**Written instruction 1:** In the thread on perfectionism, restate the paragraph beginning "Oliver Stoll and colleagues believe" as a brief bulleted list that keeps its main facts.

**Excerpt provided:**
==============================
# Perfectionism: Pros and cons



## David Baxter PhD (Jul 21, 2008)

Athletes benefit from being perfectionist
_BPS Resarch Digest_ 
Mon, Jul 21 2008

Sports psychologists can't agree on whether or not perfectionism is a good or bad thing. The advantages are obvious and evoke images of the athlete practising a given shot, kick or putt over and over, until rare mastery is achieved. But the proposed downside is that perfectionism breeds anxiety and self-criticism, ultimately undermining performance.

Oliver Stoll and colleagues believe part of the reason for the disagreement is that there are actually two aspects to perfectionism: one is striving for perfection, the other is having negative reactions to a less than perfect performance. Their prediction was that the striving aspect would be beneficial to sports training, while the negative reactions aspect would be harmful.

Stoll's team measured these two aspects of perfectionism among 122 sports science students before observing their performance on a novel basketball training exercise that required the students to practice scoring a basket from behind the basketball board.

Striving for perfection was measured by students' agreement with statements like "I feel the need to be perfect", while negative reactions to imperfection were measured via students' agreement with statements like "After training, I feel depressed if I have not been perfect."

To the researchers' surprise, the students who showed the most improvement over the course of the training (four series of seven attempts) were those who reported high levels of both striving for perfection and negative reactions to imperfection. They speculated that perhaps the students who strove for perfection, but who were then unconcerned by whether they achieved that perfection or not, had less motivation to do well in training than the students who reported having both forms of perfectionism.

More research is clearly needed with other sports, and in actual competition rather than a training environment, the researchers said. However, they concluded: "perfectionistic strivings may form part of a healthy pursuit of excellence and may be adaptive in situations where such strivings may give athletes an additional motivational 'boost' to do their best, and thus achieve better results and make greater progress."

*Source:* STOLL, O., LAU, A., STOEBER, J. (2008). Perfectionism and performance in a new basketball training task: Does striving for perfection enhance or undermine performance? _Psychology of Sport and Exercise_, 9(5), 620-629.


----------



## Lana (Jul 21, 2008)

Well that explains why I'm not an athlete 

But seriously, if there are no consequences for falling short of a goal, the goal will either shift down a bit, or be discarded, or acceptance of less than ideal will be born.  Balance is ideal which means setting realistic goals and achieving them before doing anything else.


----------



## David Baxter PhD (Jul 21, 2008)

Or even setting unrealistic goals as a challenge but recognizing that it's unlikely you'll achieve them.


----------



## Halo (Jul 21, 2008)

Why would someone set an unrealistic goal for themselves knowing full well that they are unlikely to achieve it?  Doesn't that just set the person up for disappointment or are they already prepared for not achieving it?
==============================
**Dataset entries:**
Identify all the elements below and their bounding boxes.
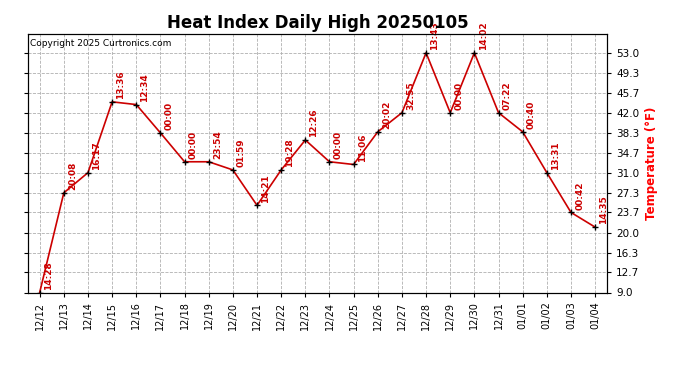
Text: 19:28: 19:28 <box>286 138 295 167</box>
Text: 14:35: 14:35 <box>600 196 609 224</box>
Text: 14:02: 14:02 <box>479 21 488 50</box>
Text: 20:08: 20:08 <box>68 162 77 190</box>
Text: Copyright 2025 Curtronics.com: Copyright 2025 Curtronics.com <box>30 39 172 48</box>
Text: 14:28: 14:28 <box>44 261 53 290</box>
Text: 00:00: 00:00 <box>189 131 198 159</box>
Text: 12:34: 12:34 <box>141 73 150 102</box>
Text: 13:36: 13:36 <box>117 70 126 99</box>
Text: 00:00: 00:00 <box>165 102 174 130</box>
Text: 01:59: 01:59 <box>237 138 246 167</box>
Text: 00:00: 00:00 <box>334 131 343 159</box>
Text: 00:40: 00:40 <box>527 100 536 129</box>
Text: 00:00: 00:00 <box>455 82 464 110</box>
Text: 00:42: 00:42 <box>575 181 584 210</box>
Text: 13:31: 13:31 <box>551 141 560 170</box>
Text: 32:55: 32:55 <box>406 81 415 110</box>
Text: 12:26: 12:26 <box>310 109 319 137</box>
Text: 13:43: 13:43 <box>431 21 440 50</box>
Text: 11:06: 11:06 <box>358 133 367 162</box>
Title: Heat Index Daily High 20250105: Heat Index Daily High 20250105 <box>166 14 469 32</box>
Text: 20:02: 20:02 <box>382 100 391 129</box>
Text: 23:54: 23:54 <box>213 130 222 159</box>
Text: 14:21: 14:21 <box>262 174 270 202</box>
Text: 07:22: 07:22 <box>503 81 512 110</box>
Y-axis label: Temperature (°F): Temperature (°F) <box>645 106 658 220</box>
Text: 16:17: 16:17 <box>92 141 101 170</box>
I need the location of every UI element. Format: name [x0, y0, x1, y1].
==============================
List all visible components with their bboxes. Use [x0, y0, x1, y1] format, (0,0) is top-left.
==============================
**Written instruction 2:** Count the lines of the entries that contain the string "their", treating case as significant, and reply with the number alone.

**Task answer 1:**
- Oliver Stoll and colleagues attribute the disagreement partly to perfectionism having two aspects.
- One aspect is striving for perfection.
- The other is reacting negatively to a less than perfect performance.
- They predicted that striving would benefit sports training and that negative reactions would harm it.

**Task answer 2:** 2